**Aim of the task**
All entries are to be quoted exactly; the images stay out of the copy.

═══

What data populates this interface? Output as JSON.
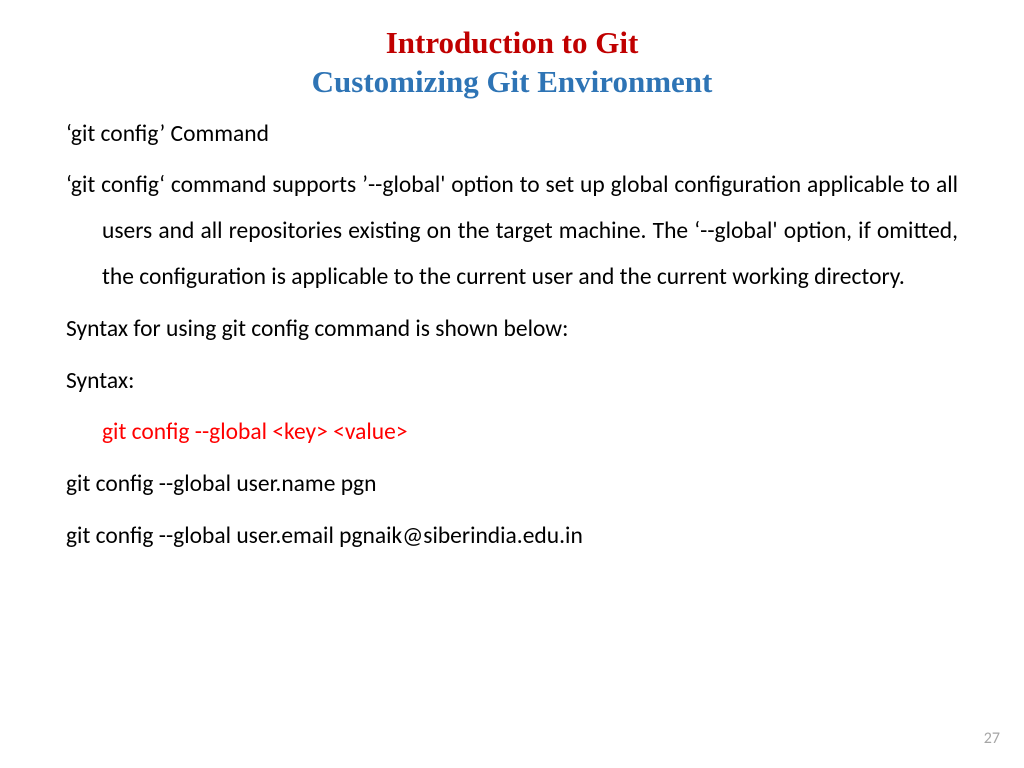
{
  "title": {
    "main": "Introduction to Git",
    "sub": "Customizing Git Environment"
  },
  "body": {
    "heading": "‘git config’ Command",
    "paragraph": "‘git config‘ command supports ’--global' option to set up global configuration applicable to all users and all repositories existing on the target machine. The ‘--global' option, if omitted, the configuration is applicable to the current user and the current working directory.",
    "syntax_intro": "Syntax for using git config command is shown below:",
    "syntax_label": "Syntax:",
    "syntax_code": "git config --global <key> <value>",
    "example1": "git config --global user.name pgn",
    "example2": "git config --global user.email pgnaik@siberindia.edu.in"
  },
  "page_number": "27"
}
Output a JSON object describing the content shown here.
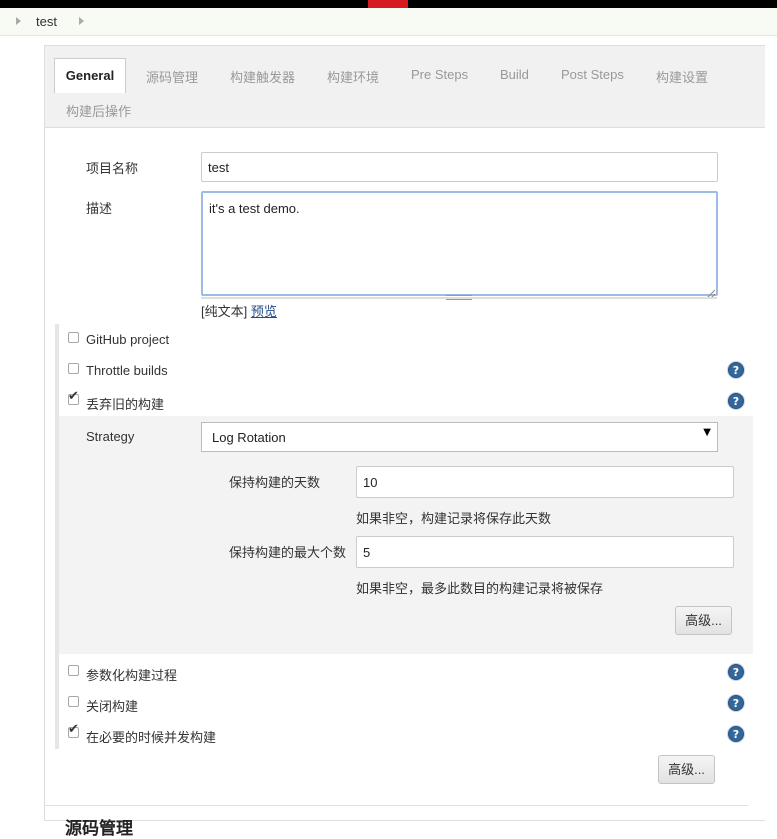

═══

**Task result**
What data populates this interface? Output as JSON.
{
  "title": {
    "main": "Introduction to Git",
    "sub": "Customizing Git Environment"
  },
  "body": {
    "heading": "‘git config’ Command",
    "paragraph": "‘git config‘ command supports ’--global' option to set up global configuration applicable to all users and all repositories existing on the target machine. The ‘--global' option, if omitted, the configuration is applicable to the current user and the current working directory.",
    "syntax_intro": "Syntax for using git config command is shown below:",
    "syntax_label": "Syntax:",
    "syntax_code": "git config --global <key> <value>",
    "example1": "git config --global user.name pgn",
    "example2": "git config --global user.email pgnaik@siberindia.edu.in"
  },
  "page_number": "27"
}
Output a JSON object describing the content shown here.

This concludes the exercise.